(Records that describe figures)
--------------------

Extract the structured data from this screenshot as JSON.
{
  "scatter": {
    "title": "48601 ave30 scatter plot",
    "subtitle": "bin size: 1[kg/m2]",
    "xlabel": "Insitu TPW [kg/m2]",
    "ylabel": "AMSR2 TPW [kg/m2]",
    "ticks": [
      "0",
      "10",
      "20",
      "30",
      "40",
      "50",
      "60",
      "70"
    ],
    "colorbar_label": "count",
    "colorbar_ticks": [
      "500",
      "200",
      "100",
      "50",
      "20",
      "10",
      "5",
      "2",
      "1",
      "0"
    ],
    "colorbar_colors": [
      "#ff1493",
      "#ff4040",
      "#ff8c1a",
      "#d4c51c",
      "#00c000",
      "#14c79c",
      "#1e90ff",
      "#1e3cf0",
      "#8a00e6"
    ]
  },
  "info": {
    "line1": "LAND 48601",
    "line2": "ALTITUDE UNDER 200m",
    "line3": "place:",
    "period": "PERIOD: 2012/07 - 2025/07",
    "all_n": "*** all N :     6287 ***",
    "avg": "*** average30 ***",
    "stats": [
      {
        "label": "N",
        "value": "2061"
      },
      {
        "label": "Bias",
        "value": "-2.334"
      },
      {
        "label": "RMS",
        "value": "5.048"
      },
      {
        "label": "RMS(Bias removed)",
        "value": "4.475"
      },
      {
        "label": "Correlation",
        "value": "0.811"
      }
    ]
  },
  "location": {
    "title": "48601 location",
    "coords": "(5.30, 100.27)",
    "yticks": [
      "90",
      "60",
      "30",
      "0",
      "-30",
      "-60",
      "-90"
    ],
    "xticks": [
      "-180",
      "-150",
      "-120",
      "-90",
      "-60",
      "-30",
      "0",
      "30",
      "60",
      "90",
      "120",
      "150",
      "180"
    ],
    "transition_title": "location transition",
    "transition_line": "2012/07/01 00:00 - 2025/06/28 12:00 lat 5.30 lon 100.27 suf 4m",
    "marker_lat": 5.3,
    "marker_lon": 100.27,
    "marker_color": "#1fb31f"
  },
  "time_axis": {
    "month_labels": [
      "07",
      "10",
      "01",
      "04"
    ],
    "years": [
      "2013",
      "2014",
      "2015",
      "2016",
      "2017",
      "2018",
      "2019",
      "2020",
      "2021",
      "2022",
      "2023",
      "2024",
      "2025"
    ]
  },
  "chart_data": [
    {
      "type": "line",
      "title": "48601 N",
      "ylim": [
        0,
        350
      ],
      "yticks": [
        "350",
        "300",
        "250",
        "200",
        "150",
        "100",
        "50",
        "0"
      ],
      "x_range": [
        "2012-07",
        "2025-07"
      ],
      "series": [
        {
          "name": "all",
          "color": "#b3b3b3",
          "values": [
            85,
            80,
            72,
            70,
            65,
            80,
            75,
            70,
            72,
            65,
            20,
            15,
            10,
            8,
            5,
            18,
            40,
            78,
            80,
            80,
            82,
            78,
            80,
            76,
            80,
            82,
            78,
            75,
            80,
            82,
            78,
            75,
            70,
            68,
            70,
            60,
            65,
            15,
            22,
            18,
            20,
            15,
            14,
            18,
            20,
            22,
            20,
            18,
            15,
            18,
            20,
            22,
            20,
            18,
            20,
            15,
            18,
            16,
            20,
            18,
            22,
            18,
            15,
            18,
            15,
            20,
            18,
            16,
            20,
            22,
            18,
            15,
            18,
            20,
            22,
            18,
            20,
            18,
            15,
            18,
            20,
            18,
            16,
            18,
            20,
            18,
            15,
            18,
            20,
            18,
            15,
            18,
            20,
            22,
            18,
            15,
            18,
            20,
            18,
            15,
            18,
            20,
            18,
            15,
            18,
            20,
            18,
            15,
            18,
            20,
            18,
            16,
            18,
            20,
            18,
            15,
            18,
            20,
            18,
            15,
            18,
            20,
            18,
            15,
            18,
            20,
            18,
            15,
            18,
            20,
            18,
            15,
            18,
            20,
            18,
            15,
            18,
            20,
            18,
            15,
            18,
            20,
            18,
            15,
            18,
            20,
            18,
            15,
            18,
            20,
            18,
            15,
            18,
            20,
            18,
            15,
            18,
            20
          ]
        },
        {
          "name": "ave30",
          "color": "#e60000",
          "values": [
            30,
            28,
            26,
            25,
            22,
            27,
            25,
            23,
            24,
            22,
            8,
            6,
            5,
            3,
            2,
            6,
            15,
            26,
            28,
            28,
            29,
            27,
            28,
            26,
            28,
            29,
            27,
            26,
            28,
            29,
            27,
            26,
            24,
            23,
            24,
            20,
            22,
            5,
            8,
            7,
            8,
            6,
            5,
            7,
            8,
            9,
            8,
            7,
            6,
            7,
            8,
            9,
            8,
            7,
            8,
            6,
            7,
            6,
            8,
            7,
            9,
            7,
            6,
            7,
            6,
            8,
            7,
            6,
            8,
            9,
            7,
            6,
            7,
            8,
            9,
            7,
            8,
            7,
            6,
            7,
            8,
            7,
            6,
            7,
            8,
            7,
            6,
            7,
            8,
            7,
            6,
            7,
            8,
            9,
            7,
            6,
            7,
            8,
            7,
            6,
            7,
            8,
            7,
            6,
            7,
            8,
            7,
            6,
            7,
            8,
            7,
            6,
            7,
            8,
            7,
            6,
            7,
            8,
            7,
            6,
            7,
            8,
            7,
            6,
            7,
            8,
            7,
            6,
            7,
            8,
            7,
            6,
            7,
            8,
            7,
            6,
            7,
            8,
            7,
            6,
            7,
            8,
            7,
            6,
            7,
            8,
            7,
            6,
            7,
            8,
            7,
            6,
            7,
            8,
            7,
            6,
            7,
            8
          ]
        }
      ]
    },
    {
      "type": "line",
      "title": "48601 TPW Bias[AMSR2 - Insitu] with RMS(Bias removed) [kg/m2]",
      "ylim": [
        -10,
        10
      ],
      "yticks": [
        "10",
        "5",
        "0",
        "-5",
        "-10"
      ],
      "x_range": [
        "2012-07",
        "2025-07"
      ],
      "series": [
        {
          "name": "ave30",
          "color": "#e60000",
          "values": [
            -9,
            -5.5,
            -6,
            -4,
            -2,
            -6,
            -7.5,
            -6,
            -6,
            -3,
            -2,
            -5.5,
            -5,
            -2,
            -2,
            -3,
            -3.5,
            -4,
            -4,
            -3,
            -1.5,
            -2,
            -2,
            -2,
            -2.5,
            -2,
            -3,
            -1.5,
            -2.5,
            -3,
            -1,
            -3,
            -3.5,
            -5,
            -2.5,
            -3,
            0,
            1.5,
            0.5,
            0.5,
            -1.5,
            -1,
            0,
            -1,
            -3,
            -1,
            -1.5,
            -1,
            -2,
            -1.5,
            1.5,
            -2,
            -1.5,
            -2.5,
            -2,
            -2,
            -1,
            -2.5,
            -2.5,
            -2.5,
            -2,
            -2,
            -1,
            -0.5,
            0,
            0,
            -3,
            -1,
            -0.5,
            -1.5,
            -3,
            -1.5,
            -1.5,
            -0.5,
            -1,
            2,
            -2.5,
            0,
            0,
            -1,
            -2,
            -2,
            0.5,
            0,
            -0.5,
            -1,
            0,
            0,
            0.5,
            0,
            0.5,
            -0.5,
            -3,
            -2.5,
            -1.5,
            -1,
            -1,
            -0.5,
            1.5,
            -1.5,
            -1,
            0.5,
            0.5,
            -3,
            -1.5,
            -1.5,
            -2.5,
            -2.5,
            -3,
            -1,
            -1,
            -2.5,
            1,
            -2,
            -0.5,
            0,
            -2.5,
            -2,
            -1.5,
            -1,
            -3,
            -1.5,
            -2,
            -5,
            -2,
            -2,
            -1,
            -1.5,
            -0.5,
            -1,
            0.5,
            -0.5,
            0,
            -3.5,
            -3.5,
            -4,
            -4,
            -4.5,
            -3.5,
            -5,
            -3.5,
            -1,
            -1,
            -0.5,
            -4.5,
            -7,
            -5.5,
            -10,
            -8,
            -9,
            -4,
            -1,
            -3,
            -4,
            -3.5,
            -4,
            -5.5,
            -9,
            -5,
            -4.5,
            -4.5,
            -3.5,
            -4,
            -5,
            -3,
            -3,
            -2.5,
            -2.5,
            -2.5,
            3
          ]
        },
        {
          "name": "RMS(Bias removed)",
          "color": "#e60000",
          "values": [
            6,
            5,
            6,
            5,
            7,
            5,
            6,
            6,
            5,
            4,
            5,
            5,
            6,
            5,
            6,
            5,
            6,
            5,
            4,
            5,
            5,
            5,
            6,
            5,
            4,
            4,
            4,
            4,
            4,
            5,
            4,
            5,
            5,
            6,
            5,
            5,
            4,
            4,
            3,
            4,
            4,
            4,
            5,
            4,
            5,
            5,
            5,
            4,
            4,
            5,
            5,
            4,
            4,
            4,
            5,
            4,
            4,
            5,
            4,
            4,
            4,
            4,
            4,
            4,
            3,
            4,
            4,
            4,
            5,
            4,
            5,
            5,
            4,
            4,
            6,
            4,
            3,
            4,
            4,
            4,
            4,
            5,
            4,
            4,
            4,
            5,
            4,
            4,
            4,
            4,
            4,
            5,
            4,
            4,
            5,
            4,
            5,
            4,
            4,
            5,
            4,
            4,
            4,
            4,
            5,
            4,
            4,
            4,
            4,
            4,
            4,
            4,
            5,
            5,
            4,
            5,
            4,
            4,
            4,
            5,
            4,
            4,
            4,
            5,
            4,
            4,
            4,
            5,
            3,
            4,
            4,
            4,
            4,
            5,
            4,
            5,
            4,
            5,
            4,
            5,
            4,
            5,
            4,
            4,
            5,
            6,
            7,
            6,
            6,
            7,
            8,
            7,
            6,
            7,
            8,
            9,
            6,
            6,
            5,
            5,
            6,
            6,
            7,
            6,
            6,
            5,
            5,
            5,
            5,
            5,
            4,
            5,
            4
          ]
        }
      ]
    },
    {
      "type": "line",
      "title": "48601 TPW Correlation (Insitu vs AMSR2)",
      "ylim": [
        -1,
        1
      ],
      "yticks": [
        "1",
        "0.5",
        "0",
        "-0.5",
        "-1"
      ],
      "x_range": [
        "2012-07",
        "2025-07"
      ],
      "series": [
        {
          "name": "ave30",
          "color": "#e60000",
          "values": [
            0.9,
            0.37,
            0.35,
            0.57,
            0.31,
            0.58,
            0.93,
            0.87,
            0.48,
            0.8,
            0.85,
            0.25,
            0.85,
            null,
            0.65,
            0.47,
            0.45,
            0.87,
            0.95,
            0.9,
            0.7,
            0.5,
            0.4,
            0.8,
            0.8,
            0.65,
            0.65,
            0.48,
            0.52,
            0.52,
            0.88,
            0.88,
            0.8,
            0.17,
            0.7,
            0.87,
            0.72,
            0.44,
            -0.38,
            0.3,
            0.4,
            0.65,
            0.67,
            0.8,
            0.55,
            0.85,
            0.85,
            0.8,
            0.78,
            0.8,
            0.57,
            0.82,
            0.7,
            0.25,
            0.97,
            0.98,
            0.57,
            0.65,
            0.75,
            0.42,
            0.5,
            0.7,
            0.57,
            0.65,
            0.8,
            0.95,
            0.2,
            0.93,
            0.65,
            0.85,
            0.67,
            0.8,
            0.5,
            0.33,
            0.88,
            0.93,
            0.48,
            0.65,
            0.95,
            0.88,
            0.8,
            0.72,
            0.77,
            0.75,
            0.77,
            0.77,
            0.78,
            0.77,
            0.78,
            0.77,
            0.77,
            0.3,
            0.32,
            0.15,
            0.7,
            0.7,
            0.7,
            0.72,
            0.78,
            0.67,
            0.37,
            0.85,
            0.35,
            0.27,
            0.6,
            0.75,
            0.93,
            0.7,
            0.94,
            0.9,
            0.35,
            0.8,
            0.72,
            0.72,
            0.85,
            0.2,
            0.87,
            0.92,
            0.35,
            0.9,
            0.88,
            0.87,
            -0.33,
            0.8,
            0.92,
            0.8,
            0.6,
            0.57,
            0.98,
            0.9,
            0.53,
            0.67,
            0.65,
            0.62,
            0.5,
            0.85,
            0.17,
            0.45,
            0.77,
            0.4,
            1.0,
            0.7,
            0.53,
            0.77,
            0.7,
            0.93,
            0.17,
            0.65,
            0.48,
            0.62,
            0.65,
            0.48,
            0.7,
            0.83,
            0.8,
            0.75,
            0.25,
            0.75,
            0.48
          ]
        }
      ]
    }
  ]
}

--------------------

## What the task requires
Reproduce each line of the material containing the word "removed".

## Answer to this task
        "label": "RMS(Bias removed)",
      "title": "48601 TPW Bias[AMSR2 - Insitu] with RMS(Bias removed) [kg/m2]",
          "name": "RMS(Bias removed)",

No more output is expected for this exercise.